# Records for processing
════

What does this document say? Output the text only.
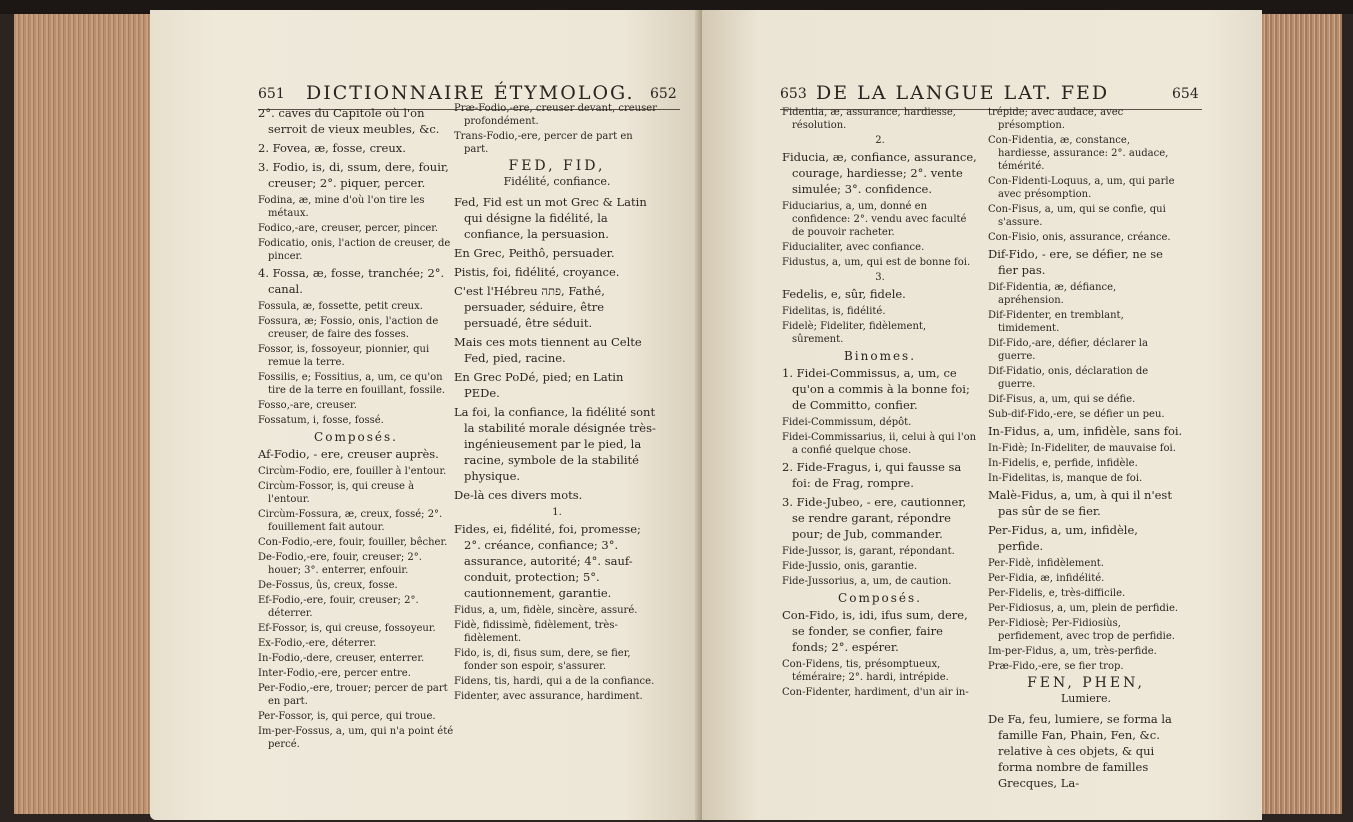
651 DICTIONNAIRE ÉTYMOLOG. 652

2°. caves du Capitole où l'on serroit de vieux meubles, &c.

2. Fovea, æ, fosse, creux.

3. Fodio, is, di, ssum, dere, fouir, creuser; 2°. piquer, percer.

Fodina, æ, mine d'où l'on tire les métaux.

Fodico,-are, creuser, percer, pincer.

Fodicatio, onis, l'action de creuser, de pincer.

4. Fossa, æ, fosse, tranchée; 2°. canal.

Fossula, æ, fossette, petit creux.

Fossura, æ; Fossio, onis, l'action de creuser, de faire des fosses.

Fossor, is, fossoyeur, pionnier, qui remue la terre.

Fossilis, e; Fossitius, a, um, ce qu'on tire de la terre en fouillant, fossile.

Fosso,-are, creuser.

Fossatum, i, fosse, fossé.

Composés.

Af-Fodio, - ere, creuser auprès.

Circùm-Fodio, ere, fouiller à l'entour.

Circùm-Fossor, is, qui creuse à l'entour.

Circùm-Fossura, æ, creux, fossé; 2°. fouillement fait autour.

Con-Fodio,-ere, fouir, fouiller, bêcher.

De-Fodio,-ere, fouir, creuser; 2°. houer; 3°. enterrer, enfouir.

De-Fossus, ûs, creux, fosse.

Ef-Fodio,-ere, fouir, creuser; 2°. déterrer.

Ef-Fossor, is, qui creuse, fossoyeur.

Ex-Fodio,-ere, déterrer.

In-Fodio,-dere, creuser, enterrer.

Inter-Fodio,-ere, percer entre.

Per-Fodio,-ere, trouer; percer de part en part.

Per-Fossor, is, qui perce, qui troue.

Im-per-Fossus, a, um, qui n'a point été percé.

Præ-Fodio,-ere, creuser devant, creuser profondément.

Trans-Fodio,-ere, percer de part en part.

FED, FID,
Fidélité, confiance.

Fed, Fid est un mot Grec & Latin qui désigne la fidélité, la confiance, la persuasion.

En Grec, Peithô, persuader.

Pistis, foi, fidélité, croyance.

C'est l'Hébreu פתה, Fathé, persuader, séduire, être persuadé, être séduit.

Mais ces mots tiennent au Celte Fed, pied, racine.

En Grec PoDé, pied; en Latin PEDe.

La foi, la confiance, la fidélité sont la stabilité morale désignée très-ingénieusement par le pied, la racine, symbole de la stabilité physique.

De-là ces divers mots.

1.

Fides, ei, fidélité, foi, promesse; 2°. créance, confiance; 3°. assurance, autorité; 4°. sauf-conduit, protection; 5°. cautionnement, garantie.

Fidus, a, um, fidèle, sincère, assuré.

Fidè, fidissimè, fidèlement, très-fidèlement.

Fido, is, di, fisus sum, dere, se fier, fonder son espoir, s'assurer.

Fidens, tis, hardi, qui a de la confiance.

Fidenter, avec assurance, hardiment.

653 DE LA LANGUE LAT. FED	654

Fidentia, æ, assurance, hardiesse, résolution.

2.

Fiducia, æ, confiance, assurance, courage, hardiesse; 2°. vente simulée; 3°. confidence.

Fiduciarius, a, um, donné en confidence: 2°. vendu avec faculté de pouvoir racheter.

Fiducialiter, avec confiance.

Fidustus, a, um, qui est de bonne foi.

3.

Fedelis, e, sûr, fidele.

Fidelitas, is, fidélité.

Fidelè; Fideliter, fidèlement, sûrement.

Binomes.

1. Fidei-Commissus, a, um, ce qu'on a commis à la bonne foi; de Committo, confier.

Fidei-Commissum, dépôt.

Fidei-Commissarius, ii, celui à qui l'on a confié quelque chose.

2. Fide-Fragus, i, qui fausse sa foi: de Frag, rompre.

3. Fide-Jubeo, - ere, cautionner, se rendre garant, répondre pour; de Jub, commander.

Fide-Jussor, is, garant, répondant.

Fide-Jussio, onis, garantie.

Fide-Jussorius, a, um, de caution.

Composés.

Con-Fido, is, idi, ifus sum, dere, se fonder, se confier, faire fonds; 2°. espérer.

Con-Fidens, tis, présomptueux, téméraire; 2°. hardi, intrépide.

Con-Fidenter, hardiment, d'un air in-

trépide; avec audace, avec présomption.

Con-Fidentia, æ, constance, hardiesse, assurance: 2°. audace, témérité.

Con-Fidenti-Loquus, a, um, qui parle avec présomption.

Con-Fisus, a, um, qui se confie, qui s'assure.

Con-Fisio, onis, assurance, créance.

Dif-Fido, - ere, se défier, ne se fier pas.

Dif-Fidentia, æ, défiance, apréhension.

Dif-Fidenter, en tremblant, timidement.

Dif-Fido,-are, défier, déclarer la guerre.

Dif-Fidatio, onis, déclaration de guerre.

Dif-Fisus, a, um, qui se défie.

Sub-dif-Fido,-ere, se défier un peu.

In-Fidus, a, um, infidèle, sans foi.

In-Fidè; In-Fideliter, de mauvaise foi.

In-Fidelis, e, perfide, infidèle.

In-Fidelitas, is, manque de foi.

Malè-Fidus, a, um, à qui il n'est pas sûr de se fier.

Per-Fidus, a, um, infidèle, perfide.

Per-Fidè, infidèlement.

Per-Fidia, æ, infidélité.

Per-Fidelis, e, très-difficile.

Per-Fidiosus, a, um, plein de perfidie.

Per-Fidiosè; Per-Fidiosiùs, perfidement, avec trop de perfidie.

Im-per-Fidus, a, um, très-perfide.

Præ-Fido,-ere, se fier trop.

FEN, PHEN,
Lumiere.

De Fa, feu, lumiere, se forma la famille Fan, Phain, Fen, &c. relative à ces objets, & qui forma nombre de familles Grecques, La-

════

# Direction
Write out all the records again, exactly, minus any pictures.

# Response to this exercise
What does this document say? Output the text only.
651 DICTIONNAIRE ÉTYMOLOG. 652

2°. caves du Capitole où l'on serroit de vieux meubles, &c.

2. Fovea, æ, fosse, creux.

3. Fodio, is, di, ssum, dere, fouir, creuser; 2°. piquer, percer.

Fodina, æ, mine d'où l'on tire les métaux.

Fodico,-are, creuser, percer, pincer.

Fodicatio, onis, l'action de creuser, de pincer.

4. Fossa, æ, fosse, tranchée; 2°. canal.

Fossula, æ, fossette, petit creux.

Fossura, æ; Fossio, onis, l'action de creuser, de faire des fosses.

Fossor, is, fossoyeur, pionnier, qui remue la terre.

Fossilis, e; Fossitius, a, um, ce qu'on tire de la terre en fouillant, fossile.

Fosso,-are, creuser.

Fossatum, i, fosse, fossé.

Composés.

Af-Fodio, - ere, creuser auprès.

Circùm-Fodio, ere, fouiller à l'entour.

Circùm-Fossor, is, qui creuse à l'entour.

Circùm-Fossura, æ, creux, fossé; 2°. fouillement fait autour.

Con-Fodio,-ere, fouir, fouiller, bêcher.

De-Fodio,-ere, fouir, creuser; 2°. houer; 3°. enterrer, enfouir.

De-Fossus, ûs, creux, fosse.

Ef-Fodio,-ere, fouir, creuser; 2°. déterrer.

Ef-Fossor, is, qui creuse, fossoyeur.

Ex-Fodio,-ere, déterrer.

In-Fodio,-dere, creuser, enterrer.

Inter-Fodio,-ere, percer entre.

Per-Fodio,-ere, trouer; percer de part en part.

Per-Fossor, is, qui perce, qui troue.

Im-per-Fossus, a, um, qui n'a point été percé.

Præ-Fodio,-ere, creuser devant, creuser profondément.

Trans-Fodio,-ere, percer de part en part.

FED, FID,
Fidélité, confiance.

Fed, Fid est un mot Grec & Latin qui désigne la fidélité, la confiance, la persuasion.

En Grec, Peithô, persuader.

Pistis, foi, fidélité, croyance.

C'est l'Hébreu פתה, Fathé, persuader, séduire, être persuadé, être séduit.

Mais ces mots tiennent au Celte Fed, pied, racine.

En Grec PoDé, pied; en Latin PEDe.

La foi, la confiance, la fidélité sont la stabilité morale désignée très-ingénieusement par le pied, la racine, symbole de la stabilité physique.

De-là ces divers mots.

1.

Fides, ei, fidélité, foi, promesse; 2°. créance, confiance; 3°. assurance, autorité; 4°. sauf-conduit, protection; 5°. cautionnement, garantie.

Fidus, a, um, fidèle, sincère, assuré.

Fidè, fidissimè, fidèlement, très-fidèlement.

Fido, is, di, fisus sum, dere, se fier, fonder son espoir, s'assurer.

Fidens, tis, hardi, qui a de la confiance.

Fidenter, avec assurance, hardiment.

653 DE LA LANGUE LAT. FED	654

Fidentia, æ, assurance, hardiesse, résolution.

2.

Fiducia, æ, confiance, assurance, courage, hardiesse; 2°. vente simulée; 3°. confidence.

Fiduciarius, a, um, donné en confidence: 2°. vendu avec faculté de pouvoir racheter.

Fiducialiter, avec confiance.

Fidustus, a, um, qui est de bonne foi.

3.

Fedelis, e, sûr, fidele.

Fidelitas, is, fidélité.

Fidelè; Fideliter, fidèlement, sûrement.

Binomes.

1. Fidei-Commissus, a, um, ce qu'on a commis à la bonne foi; de Committo, confier.

Fidei-Commissum, dépôt.

Fidei-Commissarius, ii, celui à qui l'on a confié quelque chose.

2. Fide-Fragus, i, qui fausse sa foi: de Frag, rompre.

3. Fide-Jubeo, - ere, cautionner, se rendre garant, répondre pour; de Jub, commander.

Fide-Jussor, is, garant, répondant.

Fide-Jussio, onis, garantie.

Fide-Jussorius, a, um, de caution.

Composés.

Con-Fido, is, idi, ifus sum, dere, se fonder, se confier, faire fonds; 2°. espérer.

Con-Fidens, tis, présomptueux, téméraire; 2°. hardi, intrépide.

Con-Fidenter, hardiment, d'un air in-

trépide; avec audace, avec présomption.

Con-Fidentia, æ, constance, hardiesse, assurance: 2°. audace, témérité.

Con-Fidenti-Loquus, a, um, qui parle avec présomption.

Con-Fisus, a, um, qui se confie, qui s'assure.

Con-Fisio, onis, assurance, créance.

Dif-Fido, - ere, se défier, ne se fier pas.

Dif-Fidentia, æ, défiance, apréhension.

Dif-Fidenter, en tremblant, timidement.

Dif-Fido,-are, défier, déclarer la guerre.

Dif-Fidatio, onis, déclaration de guerre.

Dif-Fisus, a, um, qui se défie.

Sub-dif-Fido,-ere, se défier un peu.

In-Fidus, a, um, infidèle, sans foi.

In-Fidè; In-Fideliter, de mauvaise foi.

In-Fidelis, e, perfide, infidèle.

In-Fidelitas, is, manque de foi.

Malè-Fidus, a, um, à qui il n'est pas sûr de se fier.

Per-Fidus, a, um, infidèle, perfide.

Per-Fidè, infidèlement.

Per-Fidia, æ, infidélité.

Per-Fidelis, e, très-difficile.

Per-Fidiosus, a, um, plein de perfidie.

Per-Fidiosè; Per-Fidiosiùs, perfidement, avec trop de perfidie.

Im-per-Fidus, a, um, très-perfide.

Præ-Fido,-ere, se fier trop.

FEN, PHEN,
Lumiere.

De Fa, feu, lumiere, se forma la famille Fan, Phain, Fen, &c. relative à ces objets, & qui forma nombre de familles Grecques, La-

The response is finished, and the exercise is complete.